## TO DO
Go through the listing and copy each line with the string "Only".

(Entries from a dataset)
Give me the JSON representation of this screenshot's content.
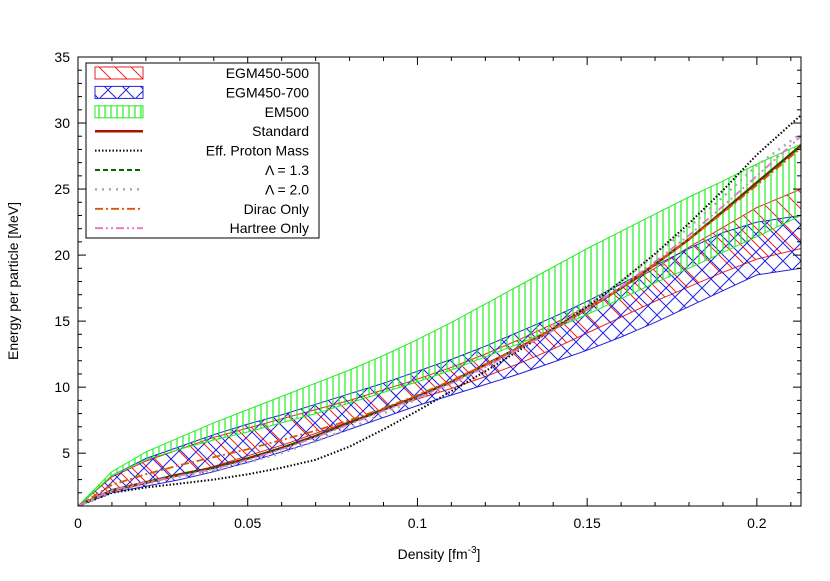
{
  "chart_data": {
    "type": "line",
    "title": "",
    "xlabel": "Density [fm",
    "xlabel_sup": "-3",
    "xlabel_end": "]",
    "ylabel": "Energy per particle [MeV]",
    "xlim": [
      0,
      0.213
    ],
    "ylim": [
      1,
      35
    ],
    "xticks": [
      0,
      0.05,
      0.1,
      0.15,
      0.2
    ],
    "xtick_labels": [
      "0",
      "0.05",
      "0.1",
      "0.15",
      "0.2"
    ],
    "yticks": [
      5,
      10,
      15,
      20,
      25,
      30,
      35
    ],
    "ytick_labels": [
      "5",
      "10",
      "15",
      "20",
      "25",
      "30",
      "35"
    ],
    "grid": false,
    "legend_position": "top-left",
    "bands": [
      {
        "name": "EGM450-500",
        "color": "#ee2222",
        "hatch": "diagonal-down",
        "x": [
          0,
          0.01,
          0.02,
          0.03,
          0.04,
          0.05,
          0.06,
          0.07,
          0.08,
          0.09,
          0.1,
          0.11,
          0.12,
          0.13,
          0.14,
          0.15,
          0.16,
          0.17,
          0.18,
          0.19,
          0.2,
          0.213
        ],
        "lower": [
          1.0,
          2.1,
          2.7,
          3.3,
          4.0,
          4.8,
          5.6,
          6.5,
          7.4,
          8.3,
          9.1,
          9.9,
          10.8,
          11.8,
          12.9,
          14.1,
          15.3,
          16.5,
          17.6,
          18.7,
          19.7,
          20.5
        ],
        "upper": [
          1.0,
          3.2,
          4.4,
          5.3,
          6.2,
          6.9,
          7.6,
          8.3,
          9.0,
          9.8,
          10.6,
          11.5,
          12.5,
          13.6,
          14.8,
          16.1,
          17.5,
          19.0,
          20.6,
          22.1,
          23.6,
          25.0
        ]
      },
      {
        "name": "EGM450-700",
        "color": "#2222dd",
        "hatch": "crosshatch",
        "x": [
          0,
          0.01,
          0.02,
          0.03,
          0.04,
          0.05,
          0.06,
          0.07,
          0.08,
          0.09,
          0.1,
          0.11,
          0.12,
          0.13,
          0.14,
          0.15,
          0.16,
          0.17,
          0.18,
          0.19,
          0.2,
          0.213
        ],
        "lower": [
          1.0,
          2.0,
          2.5,
          3.0,
          3.6,
          4.3,
          5.1,
          5.9,
          6.8,
          7.7,
          8.6,
          9.4,
          10.2,
          11.0,
          11.9,
          12.8,
          13.8,
          14.9,
          16.1,
          17.3,
          18.5,
          19.0
        ],
        "upper": [
          1.0,
          3.3,
          4.6,
          5.5,
          6.4,
          7.2,
          7.9,
          8.7,
          9.5,
          10.3,
          11.2,
          12.1,
          13.1,
          14.2,
          15.3,
          16.5,
          17.8,
          19.2,
          20.5,
          21.7,
          22.5,
          23.0
        ]
      },
      {
        "name": "EM500",
        "color": "#22ee22",
        "hatch": "vertical",
        "x": [
          0,
          0.01,
          0.02,
          0.03,
          0.04,
          0.05,
          0.06,
          0.07,
          0.08,
          0.09,
          0.1,
          0.11,
          0.12,
          0.13,
          0.14,
          0.15,
          0.16,
          0.17,
          0.18,
          0.19,
          0.2,
          0.213
        ],
        "lower": [
          1.0,
          3.3,
          4.5,
          5.3,
          6.0,
          6.6,
          7.3,
          8.0,
          8.8,
          9.6,
          10.4,
          11.3,
          12.3,
          13.3,
          14.4,
          15.5,
          16.7,
          17.9,
          19.0,
          20.2,
          21.4,
          23.0
        ],
        "upper": [
          1.0,
          3.6,
          5.1,
          6.2,
          7.3,
          8.3,
          9.3,
          10.3,
          11.3,
          12.4,
          13.6,
          14.9,
          16.3,
          17.7,
          19.1,
          20.5,
          21.8,
          23.1,
          24.4,
          25.6,
          26.9,
          28.4
        ]
      }
    ],
    "series": [
      {
        "name": "Standard",
        "color": "#aa1100",
        "width": 2.5,
        "dash": "",
        "x": [
          0,
          0.01,
          0.02,
          0.03,
          0.04,
          0.05,
          0.06,
          0.07,
          0.08,
          0.09,
          0.1,
          0.11,
          0.12,
          0.13,
          0.14,
          0.15,
          0.16,
          0.17,
          0.18,
          0.19,
          0.2,
          0.213
        ],
        "y": [
          1.0,
          2.2,
          2.8,
          3.4,
          3.9,
          4.6,
          5.4,
          6.3,
          7.3,
          8.3,
          9.3,
          10.4,
          11.7,
          13.0,
          14.4,
          15.9,
          17.5,
          19.3,
          21.2,
          23.3,
          25.5,
          28.3
        ]
      },
      {
        "name": "Eff. Proton Mass",
        "color": "#000000",
        "width": 2,
        "dash": "1.5,2",
        "x": [
          0,
          0.01,
          0.02,
          0.03,
          0.04,
          0.05,
          0.06,
          0.07,
          0.08,
          0.09,
          0.1,
          0.11,
          0.12,
          0.13,
          0.14,
          0.15,
          0.16,
          0.17,
          0.18,
          0.19,
          0.2,
          0.213
        ],
        "y": [
          1.0,
          2.0,
          2.4,
          2.7,
          3.0,
          3.4,
          3.9,
          4.5,
          5.5,
          6.8,
          8.2,
          9.7,
          11.2,
          12.8,
          14.4,
          16.1,
          18.0,
          20.1,
          22.4,
          24.9,
          27.6,
          30.6
        ]
      },
      {
        "name": "Λ = 1.3",
        "color": "#006600",
        "width": 2,
        "dash": "5,3",
        "x": [
          0,
          0.01,
          0.02,
          0.03,
          0.04,
          0.05,
          0.06,
          0.07,
          0.08,
          0.09,
          0.1,
          0.11,
          0.12,
          0.13,
          0.14,
          0.15,
          0.16,
          0.17,
          0.18,
          0.19,
          0.2,
          0.213
        ],
        "y": [
          1.0,
          2.2,
          2.8,
          3.4,
          3.9,
          4.6,
          5.4,
          6.3,
          7.3,
          8.3,
          9.3,
          10.4,
          11.7,
          13.0,
          14.4,
          15.9,
          17.5,
          19.3,
          21.2,
          23.3,
          25.5,
          28.3
        ]
      },
      {
        "name": "Λ = 2.0",
        "color": "#aaaaaa",
        "width": 2.5,
        "dash": "2,5",
        "x": [
          0,
          0.01,
          0.02,
          0.03,
          0.04,
          0.05,
          0.06,
          0.07,
          0.08,
          0.09,
          0.1,
          0.11,
          0.12,
          0.13,
          0.14,
          0.15,
          0.16,
          0.17,
          0.18,
          0.19,
          0.2,
          0.213
        ],
        "y": [
          1.0,
          2.1,
          2.7,
          3.2,
          3.7,
          4.3,
          5.0,
          5.9,
          6.9,
          8.0,
          9.1,
          10.3,
          11.6,
          13.0,
          14.6,
          16.2,
          18.0,
          20.0,
          22.1,
          24.4,
          26.8,
          29.2
        ]
      },
      {
        "name": "Dirac Only",
        "color": "#dd5500",
        "width": 1.8,
        "dash": "8,3,2,3",
        "x": [
          0,
          0.01,
          0.02,
          0.03,
          0.04,
          0.05,
          0.06,
          0.07,
          0.08,
          0.09,
          0.1,
          0.11,
          0.12,
          0.13,
          0.14,
          0.15,
          0.16,
          0.17,
          0.18,
          0.19,
          0.2,
          0.213
        ],
        "y": [
          1.0,
          2.6,
          3.4,
          4.1,
          4.7,
          5.3,
          6.0,
          6.7,
          7.5,
          8.4,
          9.4,
          10.5,
          11.7,
          13.0,
          14.4,
          15.9,
          17.5,
          19.3,
          21.2,
          23.2,
          25.3,
          28.1
        ]
      },
      {
        "name": "Hartree Only",
        "color": "#dd77cc",
        "width": 1.8,
        "dash": "8,3,2,3,2,3",
        "x": [
          0,
          0.01,
          0.02,
          0.03,
          0.04,
          0.05,
          0.06,
          0.07,
          0.08,
          0.09,
          0.1,
          0.11,
          0.12,
          0.13,
          0.14,
          0.15,
          0.16,
          0.17,
          0.18,
          0.19,
          0.2,
          0.213
        ],
        "y": [
          1.0,
          2.2,
          2.8,
          3.3,
          3.8,
          4.5,
          5.3,
          6.2,
          7.2,
          8.2,
          9.2,
          10.3,
          11.5,
          12.9,
          14.3,
          15.9,
          17.6,
          19.5,
          21.5,
          23.7,
          26.0,
          29.0
        ]
      }
    ],
    "legend": [
      {
        "label": "EGM450-500",
        "kind": "band",
        "ref": 0
      },
      {
        "label": "EGM450-700",
        "kind": "band",
        "ref": 1
      },
      {
        "label": "EM500",
        "kind": "band",
        "ref": 2
      },
      {
        "label": "Standard",
        "kind": "line",
        "ref": 0
      },
      {
        "label": "Eff. Proton Mass",
        "kind": "line",
        "ref": 1
      },
      {
        "label": "Λ = 1.3",
        "kind": "line",
        "ref": 2
      },
      {
        "label": "Λ = 2.0",
        "kind": "line",
        "ref": 3
      },
      {
        "label": "Dirac Only",
        "kind": "line",
        "ref": 4
      },
      {
        "label": "Hartree Only",
        "kind": "line",
        "ref": 5
      }
    ]
  }
}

## ANSWER
        "name": "Dirac Only",
        "name": "Hartree Only",
        "label": "Dirac Only",
        "label": "Hartree Only",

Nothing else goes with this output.